━━━━━ Items ━━━━━
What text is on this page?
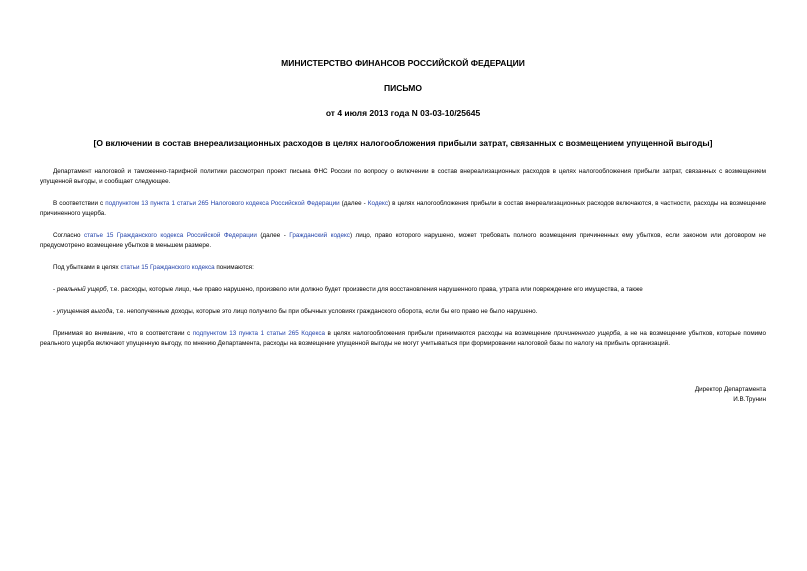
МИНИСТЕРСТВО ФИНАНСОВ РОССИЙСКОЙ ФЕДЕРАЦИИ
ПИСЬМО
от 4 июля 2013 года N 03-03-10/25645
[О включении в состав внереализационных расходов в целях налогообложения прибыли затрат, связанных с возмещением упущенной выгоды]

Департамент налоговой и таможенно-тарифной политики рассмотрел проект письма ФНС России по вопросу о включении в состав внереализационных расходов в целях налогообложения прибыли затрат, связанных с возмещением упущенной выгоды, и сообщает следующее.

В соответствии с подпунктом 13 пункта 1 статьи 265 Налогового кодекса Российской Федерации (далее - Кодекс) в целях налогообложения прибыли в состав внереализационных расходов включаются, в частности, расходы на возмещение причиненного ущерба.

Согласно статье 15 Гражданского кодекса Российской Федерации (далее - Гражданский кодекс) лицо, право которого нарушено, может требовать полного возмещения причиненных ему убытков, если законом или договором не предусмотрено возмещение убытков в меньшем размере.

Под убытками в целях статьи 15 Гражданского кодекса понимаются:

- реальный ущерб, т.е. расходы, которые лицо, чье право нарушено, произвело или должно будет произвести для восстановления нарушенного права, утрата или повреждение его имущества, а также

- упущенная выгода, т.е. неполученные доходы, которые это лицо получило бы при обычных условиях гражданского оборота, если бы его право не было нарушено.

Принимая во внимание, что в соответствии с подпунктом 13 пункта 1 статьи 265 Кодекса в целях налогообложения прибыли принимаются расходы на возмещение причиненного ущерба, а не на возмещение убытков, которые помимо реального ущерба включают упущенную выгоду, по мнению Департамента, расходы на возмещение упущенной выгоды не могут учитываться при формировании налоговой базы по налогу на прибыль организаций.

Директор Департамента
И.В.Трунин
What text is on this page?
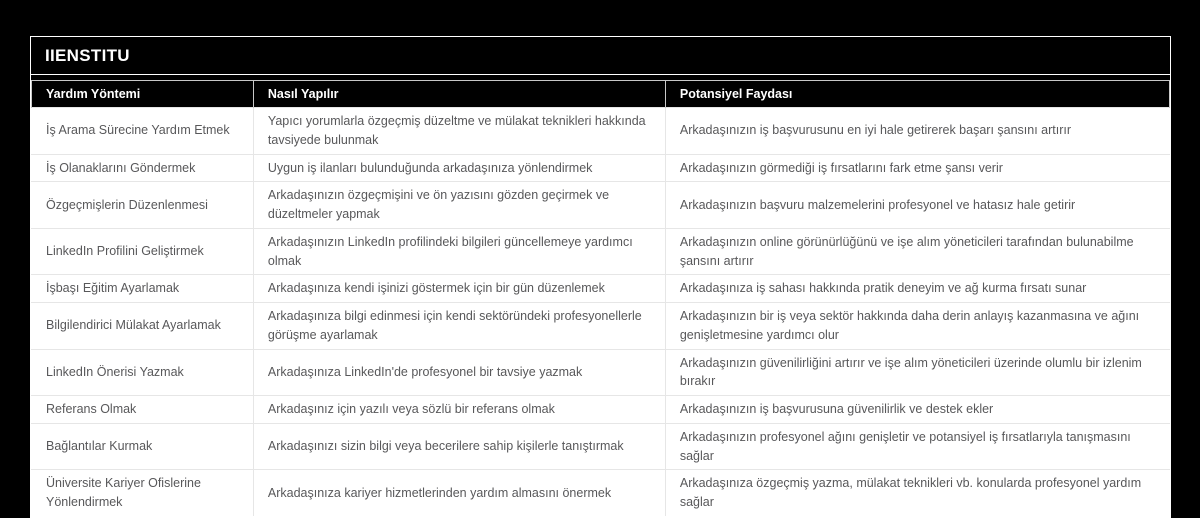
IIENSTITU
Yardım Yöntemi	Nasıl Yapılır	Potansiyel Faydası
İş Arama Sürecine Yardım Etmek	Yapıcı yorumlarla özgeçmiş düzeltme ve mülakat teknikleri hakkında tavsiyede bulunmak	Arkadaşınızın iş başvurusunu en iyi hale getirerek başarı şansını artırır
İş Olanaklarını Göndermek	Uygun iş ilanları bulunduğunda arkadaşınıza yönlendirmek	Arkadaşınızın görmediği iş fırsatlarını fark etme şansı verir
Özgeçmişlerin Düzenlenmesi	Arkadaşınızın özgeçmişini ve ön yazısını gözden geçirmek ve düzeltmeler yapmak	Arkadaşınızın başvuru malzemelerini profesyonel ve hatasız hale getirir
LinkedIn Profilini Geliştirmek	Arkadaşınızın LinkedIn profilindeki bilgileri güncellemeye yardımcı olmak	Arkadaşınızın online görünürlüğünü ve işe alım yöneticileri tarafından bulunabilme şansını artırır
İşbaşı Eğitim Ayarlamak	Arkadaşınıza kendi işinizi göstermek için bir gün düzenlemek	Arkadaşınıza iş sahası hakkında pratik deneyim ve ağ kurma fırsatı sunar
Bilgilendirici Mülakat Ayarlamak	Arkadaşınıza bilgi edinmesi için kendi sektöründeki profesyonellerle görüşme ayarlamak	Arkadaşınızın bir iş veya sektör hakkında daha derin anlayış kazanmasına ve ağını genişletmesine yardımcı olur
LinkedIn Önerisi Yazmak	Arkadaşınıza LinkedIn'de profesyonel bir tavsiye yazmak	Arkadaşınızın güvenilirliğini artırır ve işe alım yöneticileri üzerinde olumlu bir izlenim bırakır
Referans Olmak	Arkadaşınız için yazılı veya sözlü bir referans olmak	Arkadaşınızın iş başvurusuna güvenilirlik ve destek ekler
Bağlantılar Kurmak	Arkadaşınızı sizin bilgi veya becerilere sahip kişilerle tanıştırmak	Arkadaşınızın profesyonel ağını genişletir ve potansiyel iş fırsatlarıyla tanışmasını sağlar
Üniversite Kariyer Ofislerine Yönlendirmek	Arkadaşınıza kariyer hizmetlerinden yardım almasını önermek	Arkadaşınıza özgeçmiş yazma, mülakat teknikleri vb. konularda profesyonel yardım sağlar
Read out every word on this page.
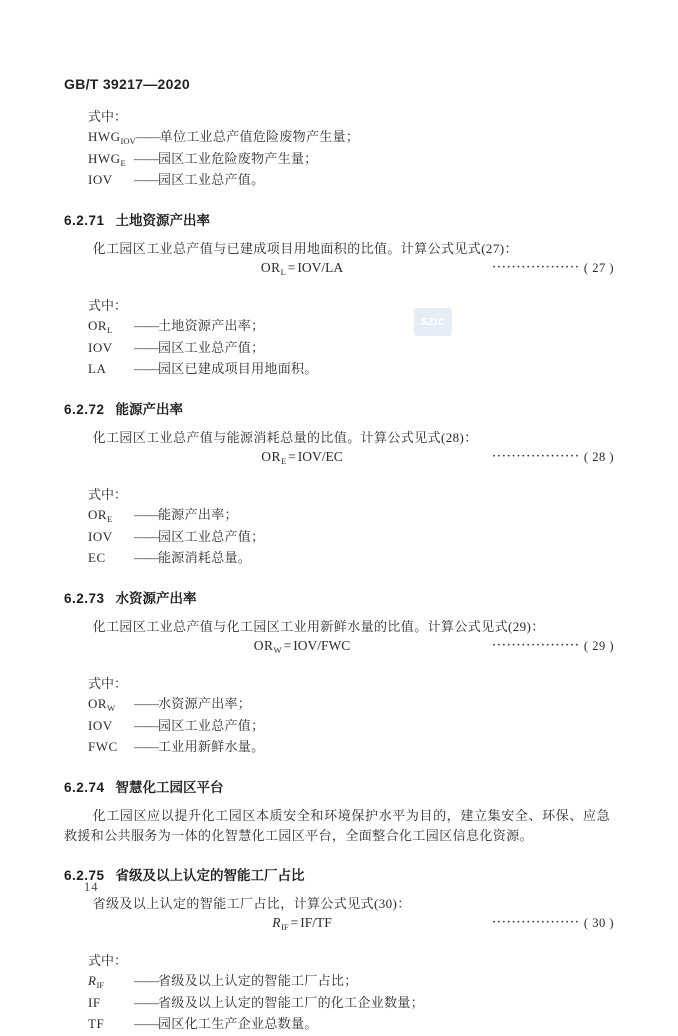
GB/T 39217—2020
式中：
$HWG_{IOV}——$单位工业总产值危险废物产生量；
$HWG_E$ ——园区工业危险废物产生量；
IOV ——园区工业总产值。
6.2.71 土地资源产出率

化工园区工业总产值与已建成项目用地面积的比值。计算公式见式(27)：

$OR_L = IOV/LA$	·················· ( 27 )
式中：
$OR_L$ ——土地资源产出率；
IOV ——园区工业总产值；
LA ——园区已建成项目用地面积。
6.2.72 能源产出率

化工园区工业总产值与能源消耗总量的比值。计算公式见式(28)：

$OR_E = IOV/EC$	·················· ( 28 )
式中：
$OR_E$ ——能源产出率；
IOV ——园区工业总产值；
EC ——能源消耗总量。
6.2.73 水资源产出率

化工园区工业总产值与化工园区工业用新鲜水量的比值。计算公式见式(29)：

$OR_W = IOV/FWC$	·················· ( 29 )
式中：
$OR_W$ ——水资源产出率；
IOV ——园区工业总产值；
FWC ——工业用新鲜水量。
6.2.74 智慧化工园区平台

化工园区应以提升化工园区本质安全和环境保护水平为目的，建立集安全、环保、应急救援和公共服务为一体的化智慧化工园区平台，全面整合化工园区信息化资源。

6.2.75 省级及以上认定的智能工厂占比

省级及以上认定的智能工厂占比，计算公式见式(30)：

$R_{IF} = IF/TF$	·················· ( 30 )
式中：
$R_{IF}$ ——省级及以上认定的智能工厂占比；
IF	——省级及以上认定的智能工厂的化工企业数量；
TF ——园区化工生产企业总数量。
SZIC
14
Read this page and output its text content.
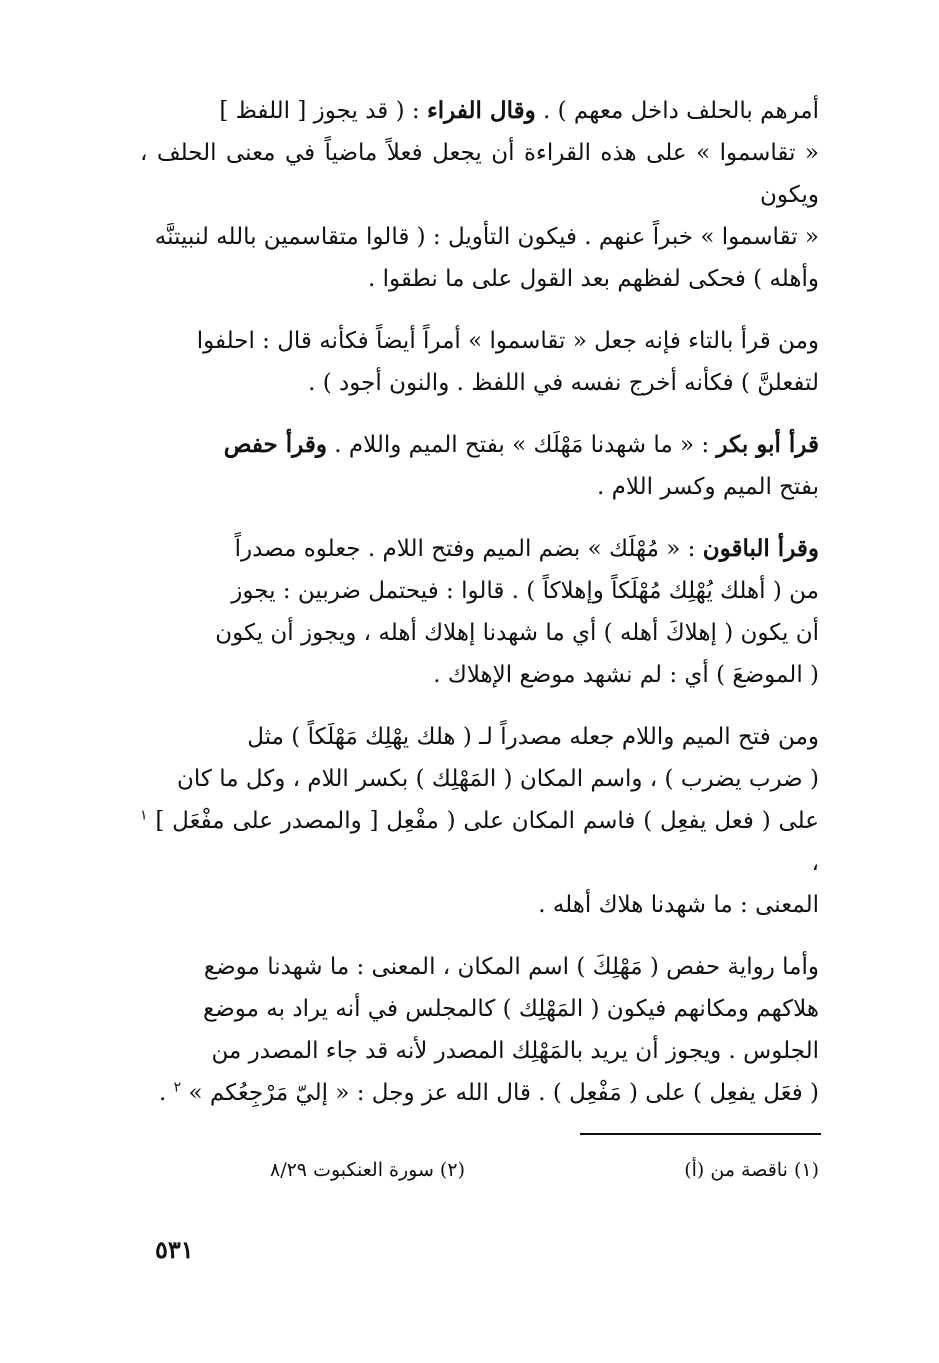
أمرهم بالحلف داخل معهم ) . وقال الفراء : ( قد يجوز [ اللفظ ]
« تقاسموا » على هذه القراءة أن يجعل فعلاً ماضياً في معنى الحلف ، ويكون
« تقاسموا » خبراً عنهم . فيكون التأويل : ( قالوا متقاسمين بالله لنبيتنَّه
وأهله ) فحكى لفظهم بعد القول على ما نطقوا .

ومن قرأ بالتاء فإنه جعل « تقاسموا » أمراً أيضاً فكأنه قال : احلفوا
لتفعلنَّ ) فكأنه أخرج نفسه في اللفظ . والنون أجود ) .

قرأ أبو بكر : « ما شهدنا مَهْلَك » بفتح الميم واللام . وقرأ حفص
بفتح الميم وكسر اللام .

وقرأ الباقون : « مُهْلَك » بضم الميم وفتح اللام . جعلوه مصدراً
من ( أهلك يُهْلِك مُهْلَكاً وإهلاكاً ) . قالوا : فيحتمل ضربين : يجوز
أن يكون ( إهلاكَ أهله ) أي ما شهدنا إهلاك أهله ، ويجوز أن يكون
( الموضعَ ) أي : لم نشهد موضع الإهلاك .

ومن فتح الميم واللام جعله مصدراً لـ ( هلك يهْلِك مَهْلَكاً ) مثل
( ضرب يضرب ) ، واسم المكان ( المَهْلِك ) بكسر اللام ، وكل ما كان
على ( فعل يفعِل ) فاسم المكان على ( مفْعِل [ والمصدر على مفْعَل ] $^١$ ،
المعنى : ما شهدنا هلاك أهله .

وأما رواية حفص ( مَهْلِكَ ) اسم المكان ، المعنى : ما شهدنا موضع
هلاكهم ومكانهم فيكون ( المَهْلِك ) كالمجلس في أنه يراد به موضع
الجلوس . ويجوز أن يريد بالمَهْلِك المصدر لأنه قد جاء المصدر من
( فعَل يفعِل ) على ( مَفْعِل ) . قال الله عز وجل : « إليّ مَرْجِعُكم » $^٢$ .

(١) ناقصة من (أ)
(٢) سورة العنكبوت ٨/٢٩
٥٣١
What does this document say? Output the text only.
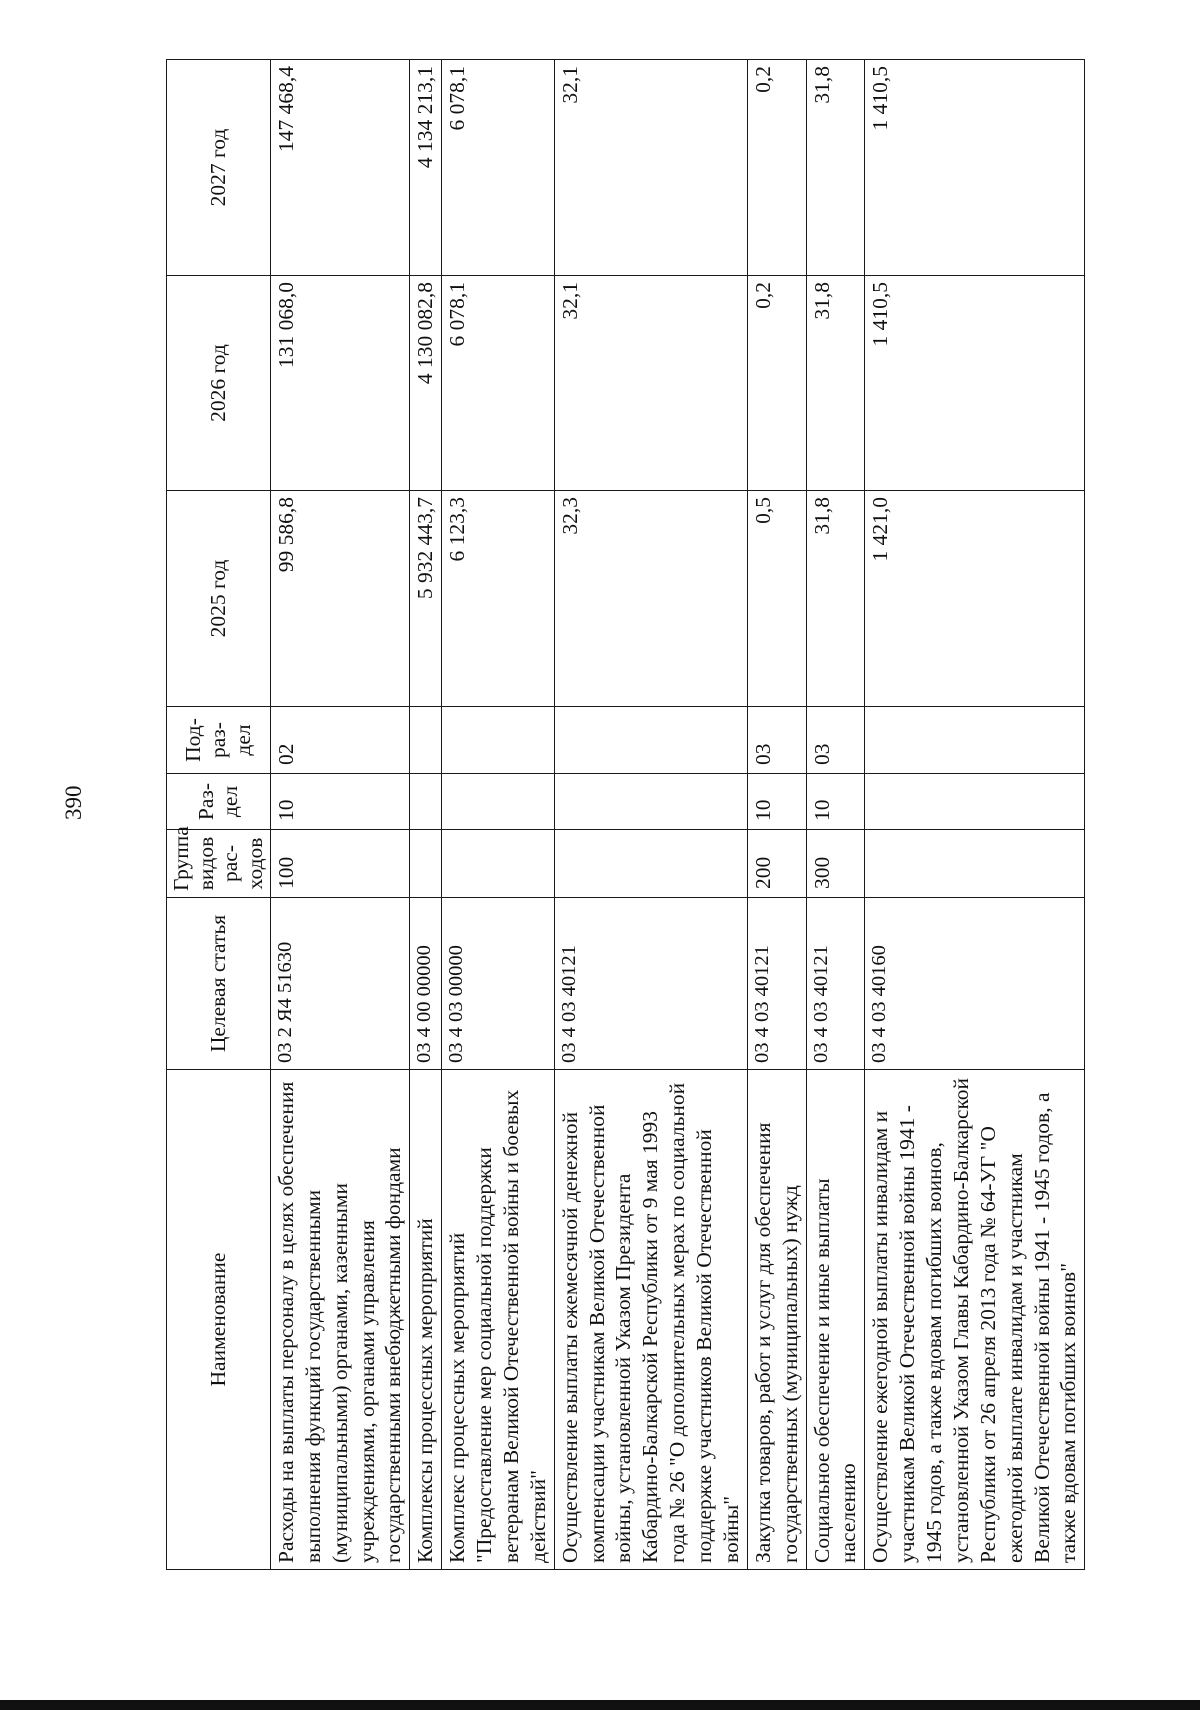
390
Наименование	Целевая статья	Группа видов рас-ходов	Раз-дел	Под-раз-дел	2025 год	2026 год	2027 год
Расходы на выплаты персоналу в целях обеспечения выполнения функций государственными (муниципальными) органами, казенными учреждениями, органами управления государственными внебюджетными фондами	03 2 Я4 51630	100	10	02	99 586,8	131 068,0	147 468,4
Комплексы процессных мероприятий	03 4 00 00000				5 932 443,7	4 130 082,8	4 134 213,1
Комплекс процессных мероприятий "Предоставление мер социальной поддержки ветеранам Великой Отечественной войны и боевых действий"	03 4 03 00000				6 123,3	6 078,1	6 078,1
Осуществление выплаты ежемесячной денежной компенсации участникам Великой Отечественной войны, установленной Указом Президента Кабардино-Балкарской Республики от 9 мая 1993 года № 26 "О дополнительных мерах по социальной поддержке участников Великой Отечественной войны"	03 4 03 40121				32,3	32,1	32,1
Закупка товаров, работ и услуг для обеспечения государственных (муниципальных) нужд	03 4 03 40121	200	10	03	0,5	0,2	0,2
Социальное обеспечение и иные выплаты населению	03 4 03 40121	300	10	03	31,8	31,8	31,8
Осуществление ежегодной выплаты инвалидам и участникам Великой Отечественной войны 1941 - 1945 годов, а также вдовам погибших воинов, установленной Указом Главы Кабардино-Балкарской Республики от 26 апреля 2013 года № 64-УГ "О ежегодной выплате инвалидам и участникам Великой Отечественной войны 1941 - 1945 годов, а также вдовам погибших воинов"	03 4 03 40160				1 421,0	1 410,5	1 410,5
━━━━━
Task brief
Using the entries above, return each line in which the word "sağlar" occurs.

Written response
Bağlantılar Kurmak	Arkadaşınızı sizin bilgi veya becerilere sahip kişilerle tanıştırmak	Arkadaşınızın profesyonel ağını genişletir ve potansiyel iş fırsatlarıyla tanışmasını sağlar
Üniversite Kariyer Ofislerine Yönlendirmek	Arkadaşınıza kariyer hizmetlerinden yardım almasını önermek	Arkadaşınıza özgeçmiş yazma, mülakat teknikleri vb. konularda profesyonel yardım sağlar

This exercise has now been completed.